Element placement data
──────
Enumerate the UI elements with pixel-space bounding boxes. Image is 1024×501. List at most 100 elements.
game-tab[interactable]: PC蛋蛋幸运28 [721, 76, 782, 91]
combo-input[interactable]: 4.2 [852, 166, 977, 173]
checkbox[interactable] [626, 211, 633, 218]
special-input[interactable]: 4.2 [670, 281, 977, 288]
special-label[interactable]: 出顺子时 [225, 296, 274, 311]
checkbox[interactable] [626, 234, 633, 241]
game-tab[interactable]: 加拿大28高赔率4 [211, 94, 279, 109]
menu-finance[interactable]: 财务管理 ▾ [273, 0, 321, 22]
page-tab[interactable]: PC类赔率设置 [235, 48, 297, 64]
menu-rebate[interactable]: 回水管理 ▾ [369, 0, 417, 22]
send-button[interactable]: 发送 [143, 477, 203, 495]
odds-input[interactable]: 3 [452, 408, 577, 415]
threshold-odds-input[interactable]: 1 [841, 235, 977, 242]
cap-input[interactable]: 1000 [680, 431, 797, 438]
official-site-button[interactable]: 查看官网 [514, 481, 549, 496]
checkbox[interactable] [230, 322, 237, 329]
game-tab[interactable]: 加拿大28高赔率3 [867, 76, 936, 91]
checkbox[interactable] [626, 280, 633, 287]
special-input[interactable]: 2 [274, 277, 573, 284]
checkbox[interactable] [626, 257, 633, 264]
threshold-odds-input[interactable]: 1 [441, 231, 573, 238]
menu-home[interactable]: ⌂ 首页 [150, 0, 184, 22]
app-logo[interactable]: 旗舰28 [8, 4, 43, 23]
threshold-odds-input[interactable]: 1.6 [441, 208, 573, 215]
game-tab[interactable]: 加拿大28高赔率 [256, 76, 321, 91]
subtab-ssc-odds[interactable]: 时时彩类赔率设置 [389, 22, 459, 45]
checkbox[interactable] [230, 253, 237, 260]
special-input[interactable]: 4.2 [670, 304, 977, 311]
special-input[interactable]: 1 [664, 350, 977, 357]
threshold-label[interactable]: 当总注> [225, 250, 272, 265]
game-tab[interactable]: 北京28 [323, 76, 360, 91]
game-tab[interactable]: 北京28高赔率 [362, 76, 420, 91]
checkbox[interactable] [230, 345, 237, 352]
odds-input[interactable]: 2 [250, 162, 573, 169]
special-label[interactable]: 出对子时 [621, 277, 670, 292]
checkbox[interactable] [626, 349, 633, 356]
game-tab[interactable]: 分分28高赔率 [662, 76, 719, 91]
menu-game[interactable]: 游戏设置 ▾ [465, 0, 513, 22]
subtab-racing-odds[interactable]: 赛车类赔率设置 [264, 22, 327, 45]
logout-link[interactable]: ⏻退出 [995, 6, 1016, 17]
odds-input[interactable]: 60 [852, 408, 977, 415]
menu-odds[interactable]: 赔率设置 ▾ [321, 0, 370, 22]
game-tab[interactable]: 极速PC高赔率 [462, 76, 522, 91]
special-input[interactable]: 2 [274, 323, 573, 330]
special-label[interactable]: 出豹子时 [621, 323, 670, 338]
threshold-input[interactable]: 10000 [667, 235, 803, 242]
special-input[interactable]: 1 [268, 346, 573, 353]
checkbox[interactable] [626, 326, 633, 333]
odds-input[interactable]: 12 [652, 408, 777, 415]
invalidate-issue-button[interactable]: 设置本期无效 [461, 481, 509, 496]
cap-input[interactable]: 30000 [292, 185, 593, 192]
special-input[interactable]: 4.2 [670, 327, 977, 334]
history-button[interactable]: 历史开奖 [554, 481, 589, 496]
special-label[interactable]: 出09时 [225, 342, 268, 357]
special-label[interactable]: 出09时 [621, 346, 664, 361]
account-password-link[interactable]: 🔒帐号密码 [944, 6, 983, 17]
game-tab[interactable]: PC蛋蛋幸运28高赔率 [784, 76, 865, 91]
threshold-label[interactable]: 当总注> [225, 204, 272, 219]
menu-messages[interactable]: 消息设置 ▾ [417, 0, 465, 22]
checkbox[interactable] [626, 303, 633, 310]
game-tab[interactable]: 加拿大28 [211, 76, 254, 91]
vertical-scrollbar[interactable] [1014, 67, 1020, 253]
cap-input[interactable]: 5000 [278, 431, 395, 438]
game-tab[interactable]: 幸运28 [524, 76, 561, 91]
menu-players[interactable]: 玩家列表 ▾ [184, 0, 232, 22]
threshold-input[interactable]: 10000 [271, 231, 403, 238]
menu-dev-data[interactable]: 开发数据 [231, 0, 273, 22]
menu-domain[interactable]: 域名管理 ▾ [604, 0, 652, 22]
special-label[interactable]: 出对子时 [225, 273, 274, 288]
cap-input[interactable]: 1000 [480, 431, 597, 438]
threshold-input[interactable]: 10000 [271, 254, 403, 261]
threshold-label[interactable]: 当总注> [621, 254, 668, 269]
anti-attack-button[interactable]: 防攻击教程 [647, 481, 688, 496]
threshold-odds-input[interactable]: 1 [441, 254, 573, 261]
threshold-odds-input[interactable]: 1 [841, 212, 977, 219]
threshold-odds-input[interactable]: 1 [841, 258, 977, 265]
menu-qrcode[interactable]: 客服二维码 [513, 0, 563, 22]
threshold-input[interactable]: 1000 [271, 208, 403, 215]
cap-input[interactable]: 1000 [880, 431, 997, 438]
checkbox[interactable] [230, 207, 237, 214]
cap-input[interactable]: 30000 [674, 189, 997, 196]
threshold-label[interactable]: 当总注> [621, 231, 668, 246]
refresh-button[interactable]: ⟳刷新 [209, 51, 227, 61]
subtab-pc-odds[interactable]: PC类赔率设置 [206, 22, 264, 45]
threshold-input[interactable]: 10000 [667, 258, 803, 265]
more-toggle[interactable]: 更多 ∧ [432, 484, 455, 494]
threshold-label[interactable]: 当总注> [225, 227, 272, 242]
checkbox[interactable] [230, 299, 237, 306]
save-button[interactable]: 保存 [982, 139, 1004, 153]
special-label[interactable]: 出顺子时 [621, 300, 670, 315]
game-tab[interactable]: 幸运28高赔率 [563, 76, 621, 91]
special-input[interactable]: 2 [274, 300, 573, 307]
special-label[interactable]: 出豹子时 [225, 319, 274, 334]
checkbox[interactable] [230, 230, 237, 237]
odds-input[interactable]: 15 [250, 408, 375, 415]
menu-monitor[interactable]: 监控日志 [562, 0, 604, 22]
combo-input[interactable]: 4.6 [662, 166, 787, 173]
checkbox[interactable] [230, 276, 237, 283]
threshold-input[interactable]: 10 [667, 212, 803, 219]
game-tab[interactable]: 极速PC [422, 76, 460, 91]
──────
> **SET TASK**: How many lines of the records above contain the string "subtab"? Case counts, and give only the number.

> **TASK RESULT**: 3